** START Excerpted passage **
I'm trying to store a list of variable length arrays in an HDF file with the following procedure:
phn_mfccs = []
# Import wav files
for waveform in files:
phn_mfcc = mfcc(waveform) # produces a variable length multidim array of the shape (x, 13, 1)
# Add MFCC and label to dataset
# phn_mfccs has dimension (len(files),)
# phn_mfccs[i] has variable dimension ([# of frames in ith segment] (variable), 13, 1)
phn_mfccs.append(phn_mfcc)
dt = h5py.special_dtype(vlen=np.dtype('float64'))
mfccs_out.create_dataset('phn_mfccs', data=phn_mfccs, dtype=dt)
It seems like my datatypes aren't working out though -- instead of each element of the mfccs_out dataset containing a multidimensional array, it contains just a 1D array. e.g. if the first phn_mfcc
I append originally has dimension (59,13,1)
, mfccs_out['phn_mfccs'][0]
has dimension (59,)
.
I suspect it is because I'm just using a float64 datatype, and I need something else for an array of arrays? If I don't specify the dataset or try to use dtype='O'
, though, it spits out an error like "Object dtype 'O' has no native HDF equivalent."
Ideally, what I'd like is for mfccs_out['phn_mfccs'][i]
to contain the ith phn_mfcc
that I appended to the list phn_mfccs
.
** END Excerpted passage **
** START Extracted entries **
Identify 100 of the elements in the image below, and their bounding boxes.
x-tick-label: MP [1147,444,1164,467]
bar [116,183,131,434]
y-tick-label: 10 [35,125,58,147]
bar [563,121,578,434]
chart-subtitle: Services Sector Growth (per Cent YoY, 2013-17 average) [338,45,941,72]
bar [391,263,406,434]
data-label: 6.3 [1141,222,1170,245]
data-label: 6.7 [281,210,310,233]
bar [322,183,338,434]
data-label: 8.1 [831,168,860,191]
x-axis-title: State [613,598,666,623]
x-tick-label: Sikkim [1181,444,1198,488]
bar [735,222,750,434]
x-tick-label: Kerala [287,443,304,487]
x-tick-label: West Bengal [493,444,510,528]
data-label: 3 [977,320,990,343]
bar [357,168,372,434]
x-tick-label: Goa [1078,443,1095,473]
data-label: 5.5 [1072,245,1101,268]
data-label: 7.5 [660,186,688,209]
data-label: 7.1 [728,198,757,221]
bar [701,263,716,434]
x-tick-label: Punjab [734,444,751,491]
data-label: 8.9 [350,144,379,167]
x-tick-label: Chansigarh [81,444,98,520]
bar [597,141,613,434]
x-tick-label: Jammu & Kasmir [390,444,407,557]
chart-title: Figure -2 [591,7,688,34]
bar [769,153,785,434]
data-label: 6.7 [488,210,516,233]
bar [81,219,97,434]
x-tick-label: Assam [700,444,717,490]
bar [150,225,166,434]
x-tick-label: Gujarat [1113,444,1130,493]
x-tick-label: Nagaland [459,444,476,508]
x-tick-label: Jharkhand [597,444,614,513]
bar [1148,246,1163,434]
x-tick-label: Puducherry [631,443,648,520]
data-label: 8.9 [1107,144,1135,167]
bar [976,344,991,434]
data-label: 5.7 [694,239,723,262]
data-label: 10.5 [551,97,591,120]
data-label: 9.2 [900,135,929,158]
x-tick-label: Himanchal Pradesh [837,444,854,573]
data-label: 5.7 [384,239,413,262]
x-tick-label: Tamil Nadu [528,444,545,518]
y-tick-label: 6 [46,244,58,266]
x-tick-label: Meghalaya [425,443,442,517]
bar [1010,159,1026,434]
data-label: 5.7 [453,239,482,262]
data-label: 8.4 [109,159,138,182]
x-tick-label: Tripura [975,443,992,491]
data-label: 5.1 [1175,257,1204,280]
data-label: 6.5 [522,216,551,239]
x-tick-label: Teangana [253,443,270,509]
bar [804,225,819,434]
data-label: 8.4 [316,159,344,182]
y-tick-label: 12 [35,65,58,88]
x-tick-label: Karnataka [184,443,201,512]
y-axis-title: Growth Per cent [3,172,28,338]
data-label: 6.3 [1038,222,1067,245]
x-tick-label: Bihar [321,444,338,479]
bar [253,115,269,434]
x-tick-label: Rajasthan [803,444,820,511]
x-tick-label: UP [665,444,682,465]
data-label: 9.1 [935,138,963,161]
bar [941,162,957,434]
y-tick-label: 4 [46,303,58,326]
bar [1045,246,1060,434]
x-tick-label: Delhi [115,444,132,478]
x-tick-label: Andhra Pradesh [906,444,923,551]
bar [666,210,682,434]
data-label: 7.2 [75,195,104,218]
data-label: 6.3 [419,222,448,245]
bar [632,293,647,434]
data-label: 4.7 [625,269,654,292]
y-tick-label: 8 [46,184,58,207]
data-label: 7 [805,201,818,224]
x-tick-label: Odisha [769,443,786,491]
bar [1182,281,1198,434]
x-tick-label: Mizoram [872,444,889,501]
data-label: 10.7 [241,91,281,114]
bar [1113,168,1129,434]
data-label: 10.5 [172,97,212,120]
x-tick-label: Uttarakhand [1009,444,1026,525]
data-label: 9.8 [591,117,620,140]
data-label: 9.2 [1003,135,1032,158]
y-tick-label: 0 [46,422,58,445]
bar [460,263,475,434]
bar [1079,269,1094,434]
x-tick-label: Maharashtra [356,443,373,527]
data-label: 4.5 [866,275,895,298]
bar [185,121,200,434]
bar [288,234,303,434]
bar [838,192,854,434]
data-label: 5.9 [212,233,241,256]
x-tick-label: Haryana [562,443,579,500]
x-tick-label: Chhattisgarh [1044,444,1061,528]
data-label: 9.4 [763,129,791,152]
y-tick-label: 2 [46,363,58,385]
** END Extracted entries **
* To do:
1. In the post about storing variable-length arrays in an HDF file, what shape does mfccs_out['phn_mfccs'][0] have when the first appended array is (59,13,1)?
2. List every array shape or dimension given in the post about storing variable-length arrays in an HDF file.
3. Summarize the post about storing variable-length arrays in an HDF file in two sentences.
The records come from a separate source and are unrelated to the post.

* Answers for the exercise:
1. It has dimension (59,).

2.
- (x, 13, 1)
- (len(files),)
- ([# of frames in ith segment] (variable), 13, 1)
- (59,13,1)
- (59,)

3. The writer appends variable-length MFCC arrays of shape (x, 13, 1) to a list and saves them with h5py using a float64 variable-length dtype, but each stored element comes out as a 1D array instead of a multidimensional one. The writer suspects the float64 dtype is the cause, notes that dtype='O' raises an error about having no native HDF equivalent, and wants each stored element to hold the corresponding appended array.